Set problem: Pull out each line of the records holding the string "position".
>>
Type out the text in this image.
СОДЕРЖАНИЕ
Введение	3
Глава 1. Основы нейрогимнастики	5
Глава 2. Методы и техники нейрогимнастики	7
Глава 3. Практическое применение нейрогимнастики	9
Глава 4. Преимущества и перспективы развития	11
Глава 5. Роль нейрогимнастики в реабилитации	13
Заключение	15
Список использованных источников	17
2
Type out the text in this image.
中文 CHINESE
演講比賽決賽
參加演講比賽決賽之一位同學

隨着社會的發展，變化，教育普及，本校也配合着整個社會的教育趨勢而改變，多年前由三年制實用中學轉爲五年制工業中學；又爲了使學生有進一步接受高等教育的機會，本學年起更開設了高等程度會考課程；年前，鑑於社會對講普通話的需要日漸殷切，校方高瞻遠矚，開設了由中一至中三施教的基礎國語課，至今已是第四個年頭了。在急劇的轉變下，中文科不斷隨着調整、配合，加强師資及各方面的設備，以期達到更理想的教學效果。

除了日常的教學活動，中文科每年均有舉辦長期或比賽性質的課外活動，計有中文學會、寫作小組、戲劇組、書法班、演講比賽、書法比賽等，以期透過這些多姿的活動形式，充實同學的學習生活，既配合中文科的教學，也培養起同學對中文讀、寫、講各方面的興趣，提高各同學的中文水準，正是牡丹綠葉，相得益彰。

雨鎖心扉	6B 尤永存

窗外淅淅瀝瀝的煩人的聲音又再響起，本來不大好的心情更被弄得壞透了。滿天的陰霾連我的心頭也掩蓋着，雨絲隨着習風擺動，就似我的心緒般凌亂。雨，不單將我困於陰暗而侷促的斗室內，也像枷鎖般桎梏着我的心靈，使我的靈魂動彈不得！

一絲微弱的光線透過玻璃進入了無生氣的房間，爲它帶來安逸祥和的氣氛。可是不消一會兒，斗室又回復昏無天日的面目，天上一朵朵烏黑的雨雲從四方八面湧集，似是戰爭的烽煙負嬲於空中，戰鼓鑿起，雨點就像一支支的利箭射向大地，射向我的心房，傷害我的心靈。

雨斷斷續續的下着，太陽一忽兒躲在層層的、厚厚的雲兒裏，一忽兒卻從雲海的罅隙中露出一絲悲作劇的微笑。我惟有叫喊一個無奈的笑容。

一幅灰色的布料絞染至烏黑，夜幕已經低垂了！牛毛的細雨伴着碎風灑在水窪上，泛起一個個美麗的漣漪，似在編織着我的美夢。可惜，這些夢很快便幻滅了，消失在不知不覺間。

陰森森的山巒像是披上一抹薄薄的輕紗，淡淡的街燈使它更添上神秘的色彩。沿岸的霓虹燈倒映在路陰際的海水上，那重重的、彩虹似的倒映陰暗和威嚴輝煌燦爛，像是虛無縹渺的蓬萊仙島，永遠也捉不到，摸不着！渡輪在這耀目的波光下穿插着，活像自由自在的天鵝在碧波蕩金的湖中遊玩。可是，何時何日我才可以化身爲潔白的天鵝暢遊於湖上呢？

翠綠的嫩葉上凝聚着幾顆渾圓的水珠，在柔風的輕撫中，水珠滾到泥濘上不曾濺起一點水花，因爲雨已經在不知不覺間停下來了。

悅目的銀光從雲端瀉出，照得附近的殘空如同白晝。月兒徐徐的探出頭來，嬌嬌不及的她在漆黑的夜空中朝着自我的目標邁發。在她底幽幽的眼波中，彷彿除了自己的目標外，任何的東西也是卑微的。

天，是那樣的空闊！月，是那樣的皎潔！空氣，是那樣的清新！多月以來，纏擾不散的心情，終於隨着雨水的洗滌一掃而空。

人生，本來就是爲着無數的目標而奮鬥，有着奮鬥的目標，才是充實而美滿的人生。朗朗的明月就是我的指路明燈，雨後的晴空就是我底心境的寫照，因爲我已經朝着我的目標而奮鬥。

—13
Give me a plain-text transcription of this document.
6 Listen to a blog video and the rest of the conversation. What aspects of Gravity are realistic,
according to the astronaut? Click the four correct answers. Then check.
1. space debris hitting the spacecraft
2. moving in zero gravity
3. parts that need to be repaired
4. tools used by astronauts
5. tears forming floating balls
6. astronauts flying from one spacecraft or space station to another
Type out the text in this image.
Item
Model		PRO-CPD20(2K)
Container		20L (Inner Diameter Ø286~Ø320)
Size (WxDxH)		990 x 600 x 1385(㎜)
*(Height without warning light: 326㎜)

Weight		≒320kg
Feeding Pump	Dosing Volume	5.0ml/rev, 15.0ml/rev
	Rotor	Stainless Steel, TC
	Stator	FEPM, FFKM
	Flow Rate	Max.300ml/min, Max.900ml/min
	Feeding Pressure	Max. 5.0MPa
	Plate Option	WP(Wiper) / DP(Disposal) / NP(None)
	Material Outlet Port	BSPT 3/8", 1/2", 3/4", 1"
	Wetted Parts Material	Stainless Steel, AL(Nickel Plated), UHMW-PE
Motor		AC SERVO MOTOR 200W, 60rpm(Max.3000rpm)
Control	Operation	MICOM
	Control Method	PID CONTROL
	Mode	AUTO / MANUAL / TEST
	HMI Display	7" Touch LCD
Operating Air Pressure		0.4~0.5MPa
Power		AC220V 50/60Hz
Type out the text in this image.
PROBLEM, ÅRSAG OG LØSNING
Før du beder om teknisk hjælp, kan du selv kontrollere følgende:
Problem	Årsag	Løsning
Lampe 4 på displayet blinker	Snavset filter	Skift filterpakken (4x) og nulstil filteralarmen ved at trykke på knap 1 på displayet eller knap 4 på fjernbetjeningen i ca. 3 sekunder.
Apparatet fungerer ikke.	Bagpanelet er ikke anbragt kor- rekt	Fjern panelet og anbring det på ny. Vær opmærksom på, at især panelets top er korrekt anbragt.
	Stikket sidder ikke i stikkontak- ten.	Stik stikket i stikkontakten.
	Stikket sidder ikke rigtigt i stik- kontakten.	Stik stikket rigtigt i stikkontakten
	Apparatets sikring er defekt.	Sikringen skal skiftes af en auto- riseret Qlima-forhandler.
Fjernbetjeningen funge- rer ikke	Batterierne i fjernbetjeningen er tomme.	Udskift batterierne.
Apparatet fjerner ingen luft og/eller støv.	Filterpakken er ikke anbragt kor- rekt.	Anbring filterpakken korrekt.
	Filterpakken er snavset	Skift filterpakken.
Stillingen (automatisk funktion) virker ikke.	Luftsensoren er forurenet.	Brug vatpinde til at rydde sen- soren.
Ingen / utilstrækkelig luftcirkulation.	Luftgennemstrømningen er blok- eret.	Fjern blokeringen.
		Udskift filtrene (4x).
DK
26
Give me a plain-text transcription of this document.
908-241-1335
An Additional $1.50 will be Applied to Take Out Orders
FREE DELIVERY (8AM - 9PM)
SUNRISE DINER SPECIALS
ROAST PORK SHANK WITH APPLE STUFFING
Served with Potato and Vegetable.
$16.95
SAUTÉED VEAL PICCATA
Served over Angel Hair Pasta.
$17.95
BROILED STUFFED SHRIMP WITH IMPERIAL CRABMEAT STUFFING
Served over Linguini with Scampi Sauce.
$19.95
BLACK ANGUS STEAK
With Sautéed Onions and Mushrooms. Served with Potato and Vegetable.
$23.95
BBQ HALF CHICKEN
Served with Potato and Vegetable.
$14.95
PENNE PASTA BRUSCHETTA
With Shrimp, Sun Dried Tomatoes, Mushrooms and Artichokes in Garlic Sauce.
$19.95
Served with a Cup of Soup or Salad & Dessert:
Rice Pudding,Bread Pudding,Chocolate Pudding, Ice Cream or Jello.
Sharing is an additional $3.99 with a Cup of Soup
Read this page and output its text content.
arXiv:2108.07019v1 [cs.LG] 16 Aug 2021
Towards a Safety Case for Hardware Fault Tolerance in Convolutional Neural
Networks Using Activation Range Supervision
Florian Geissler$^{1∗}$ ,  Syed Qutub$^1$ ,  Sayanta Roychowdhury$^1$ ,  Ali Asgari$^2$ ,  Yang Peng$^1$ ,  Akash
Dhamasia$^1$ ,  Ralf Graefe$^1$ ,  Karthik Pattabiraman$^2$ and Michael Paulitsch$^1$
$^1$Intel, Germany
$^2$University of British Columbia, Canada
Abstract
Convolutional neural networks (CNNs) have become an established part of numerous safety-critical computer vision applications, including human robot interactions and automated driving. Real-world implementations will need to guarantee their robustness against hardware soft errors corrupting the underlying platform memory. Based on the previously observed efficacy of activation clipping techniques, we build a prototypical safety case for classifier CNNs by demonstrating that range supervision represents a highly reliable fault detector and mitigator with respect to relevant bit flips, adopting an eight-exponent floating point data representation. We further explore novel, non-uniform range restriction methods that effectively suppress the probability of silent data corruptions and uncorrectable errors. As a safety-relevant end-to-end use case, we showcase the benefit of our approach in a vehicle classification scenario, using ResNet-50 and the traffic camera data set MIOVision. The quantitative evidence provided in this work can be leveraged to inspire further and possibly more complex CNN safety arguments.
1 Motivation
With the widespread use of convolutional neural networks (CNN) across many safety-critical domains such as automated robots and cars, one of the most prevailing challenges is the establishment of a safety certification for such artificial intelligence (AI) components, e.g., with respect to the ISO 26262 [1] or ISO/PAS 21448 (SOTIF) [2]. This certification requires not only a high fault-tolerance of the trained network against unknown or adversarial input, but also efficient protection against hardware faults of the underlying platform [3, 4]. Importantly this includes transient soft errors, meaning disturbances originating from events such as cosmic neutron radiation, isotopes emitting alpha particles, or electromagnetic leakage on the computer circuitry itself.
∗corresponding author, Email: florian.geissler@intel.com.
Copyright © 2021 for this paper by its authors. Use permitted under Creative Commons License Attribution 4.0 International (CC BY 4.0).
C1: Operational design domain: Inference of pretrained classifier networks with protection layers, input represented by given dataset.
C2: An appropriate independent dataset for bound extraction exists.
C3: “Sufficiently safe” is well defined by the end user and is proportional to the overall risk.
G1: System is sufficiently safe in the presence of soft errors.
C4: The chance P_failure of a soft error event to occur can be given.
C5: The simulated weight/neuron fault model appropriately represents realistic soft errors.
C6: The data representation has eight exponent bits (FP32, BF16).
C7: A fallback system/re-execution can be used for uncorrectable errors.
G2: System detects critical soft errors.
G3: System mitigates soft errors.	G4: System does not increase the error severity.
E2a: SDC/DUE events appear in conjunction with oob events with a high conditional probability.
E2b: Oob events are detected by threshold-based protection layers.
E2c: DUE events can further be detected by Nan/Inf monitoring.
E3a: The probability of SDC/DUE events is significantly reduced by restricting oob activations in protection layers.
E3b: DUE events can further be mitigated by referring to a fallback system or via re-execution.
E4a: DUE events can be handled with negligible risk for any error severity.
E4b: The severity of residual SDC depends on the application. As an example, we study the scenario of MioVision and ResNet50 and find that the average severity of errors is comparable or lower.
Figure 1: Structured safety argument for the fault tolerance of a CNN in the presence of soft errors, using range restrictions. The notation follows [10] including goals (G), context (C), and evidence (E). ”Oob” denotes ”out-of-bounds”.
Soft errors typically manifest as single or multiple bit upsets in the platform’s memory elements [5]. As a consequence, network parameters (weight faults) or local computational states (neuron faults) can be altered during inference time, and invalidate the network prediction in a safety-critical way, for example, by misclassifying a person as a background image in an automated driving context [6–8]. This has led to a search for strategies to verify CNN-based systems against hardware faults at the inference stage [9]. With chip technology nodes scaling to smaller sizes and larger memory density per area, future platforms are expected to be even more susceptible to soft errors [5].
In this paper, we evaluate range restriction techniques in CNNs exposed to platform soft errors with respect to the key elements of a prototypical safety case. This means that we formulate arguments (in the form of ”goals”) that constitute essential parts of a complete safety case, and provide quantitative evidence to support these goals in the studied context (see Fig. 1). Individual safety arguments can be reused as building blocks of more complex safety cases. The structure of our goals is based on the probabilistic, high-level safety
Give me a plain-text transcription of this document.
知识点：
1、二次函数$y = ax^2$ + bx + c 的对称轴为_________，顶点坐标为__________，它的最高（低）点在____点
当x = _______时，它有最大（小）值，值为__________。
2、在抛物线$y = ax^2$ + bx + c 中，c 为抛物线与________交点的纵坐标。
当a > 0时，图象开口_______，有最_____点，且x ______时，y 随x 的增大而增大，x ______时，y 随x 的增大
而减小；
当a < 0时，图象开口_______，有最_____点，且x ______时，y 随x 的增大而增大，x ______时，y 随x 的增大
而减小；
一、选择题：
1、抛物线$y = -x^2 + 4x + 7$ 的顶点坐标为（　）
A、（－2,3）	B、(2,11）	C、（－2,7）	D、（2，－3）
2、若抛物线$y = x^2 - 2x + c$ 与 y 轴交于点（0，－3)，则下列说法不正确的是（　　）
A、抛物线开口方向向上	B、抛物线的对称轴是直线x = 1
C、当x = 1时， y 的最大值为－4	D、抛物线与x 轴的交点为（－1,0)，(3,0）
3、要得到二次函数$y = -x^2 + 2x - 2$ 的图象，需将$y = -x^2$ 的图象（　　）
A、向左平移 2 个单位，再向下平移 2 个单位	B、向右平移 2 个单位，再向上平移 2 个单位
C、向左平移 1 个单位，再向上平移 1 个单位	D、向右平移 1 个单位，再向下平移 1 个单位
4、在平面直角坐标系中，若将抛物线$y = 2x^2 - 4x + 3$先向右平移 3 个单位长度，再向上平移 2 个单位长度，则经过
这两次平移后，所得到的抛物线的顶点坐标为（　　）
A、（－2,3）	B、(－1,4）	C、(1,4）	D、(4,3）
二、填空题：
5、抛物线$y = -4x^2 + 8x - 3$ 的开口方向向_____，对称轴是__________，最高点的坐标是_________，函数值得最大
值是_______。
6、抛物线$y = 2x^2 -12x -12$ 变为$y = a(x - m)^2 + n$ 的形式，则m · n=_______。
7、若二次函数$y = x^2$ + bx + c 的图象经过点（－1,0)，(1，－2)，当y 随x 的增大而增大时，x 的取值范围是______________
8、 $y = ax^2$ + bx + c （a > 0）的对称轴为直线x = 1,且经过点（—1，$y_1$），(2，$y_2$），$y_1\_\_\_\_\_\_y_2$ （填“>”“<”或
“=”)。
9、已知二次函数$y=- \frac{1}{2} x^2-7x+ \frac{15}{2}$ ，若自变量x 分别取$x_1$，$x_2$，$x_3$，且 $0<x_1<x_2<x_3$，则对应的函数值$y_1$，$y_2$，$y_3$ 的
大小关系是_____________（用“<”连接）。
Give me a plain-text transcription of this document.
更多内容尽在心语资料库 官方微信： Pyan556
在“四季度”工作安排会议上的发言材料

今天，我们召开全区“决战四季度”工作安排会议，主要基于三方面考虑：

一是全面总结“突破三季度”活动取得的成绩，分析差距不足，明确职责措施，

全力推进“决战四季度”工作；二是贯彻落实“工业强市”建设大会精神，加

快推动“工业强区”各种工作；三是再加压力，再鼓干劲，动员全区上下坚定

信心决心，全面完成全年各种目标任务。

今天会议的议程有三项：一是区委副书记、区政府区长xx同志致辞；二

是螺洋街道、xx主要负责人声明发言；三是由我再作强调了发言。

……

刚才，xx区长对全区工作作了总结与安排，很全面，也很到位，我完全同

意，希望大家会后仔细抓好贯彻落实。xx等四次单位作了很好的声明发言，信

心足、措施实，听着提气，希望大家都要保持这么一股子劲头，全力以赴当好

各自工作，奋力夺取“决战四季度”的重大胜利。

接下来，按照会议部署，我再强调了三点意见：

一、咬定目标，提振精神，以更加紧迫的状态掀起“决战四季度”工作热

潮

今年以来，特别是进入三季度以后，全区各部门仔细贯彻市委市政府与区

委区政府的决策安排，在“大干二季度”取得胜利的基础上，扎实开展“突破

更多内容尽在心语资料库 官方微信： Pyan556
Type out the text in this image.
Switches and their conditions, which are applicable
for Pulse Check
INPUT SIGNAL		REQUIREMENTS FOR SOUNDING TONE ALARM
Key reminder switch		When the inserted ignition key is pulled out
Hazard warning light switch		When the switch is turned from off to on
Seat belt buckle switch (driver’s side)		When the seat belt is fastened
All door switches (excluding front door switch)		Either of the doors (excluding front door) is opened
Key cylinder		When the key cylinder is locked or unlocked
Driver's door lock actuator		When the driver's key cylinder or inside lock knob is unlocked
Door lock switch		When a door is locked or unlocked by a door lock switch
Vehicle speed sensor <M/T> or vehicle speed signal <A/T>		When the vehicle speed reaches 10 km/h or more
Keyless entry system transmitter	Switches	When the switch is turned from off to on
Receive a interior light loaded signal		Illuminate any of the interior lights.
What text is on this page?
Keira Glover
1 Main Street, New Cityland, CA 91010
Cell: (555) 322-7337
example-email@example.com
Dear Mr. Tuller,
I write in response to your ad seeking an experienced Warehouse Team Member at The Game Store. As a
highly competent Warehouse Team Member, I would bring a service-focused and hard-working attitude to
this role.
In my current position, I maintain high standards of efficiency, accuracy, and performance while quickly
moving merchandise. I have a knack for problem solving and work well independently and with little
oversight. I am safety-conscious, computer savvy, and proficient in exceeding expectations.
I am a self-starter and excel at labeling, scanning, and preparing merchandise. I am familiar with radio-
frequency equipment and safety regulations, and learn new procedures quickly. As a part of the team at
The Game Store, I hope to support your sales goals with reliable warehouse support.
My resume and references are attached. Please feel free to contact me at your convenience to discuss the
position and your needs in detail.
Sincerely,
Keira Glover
<<
Result of this task:
In my current position, I maintain high standards of efficiency, accuracy, and performance while quickly
position and your needs in detail.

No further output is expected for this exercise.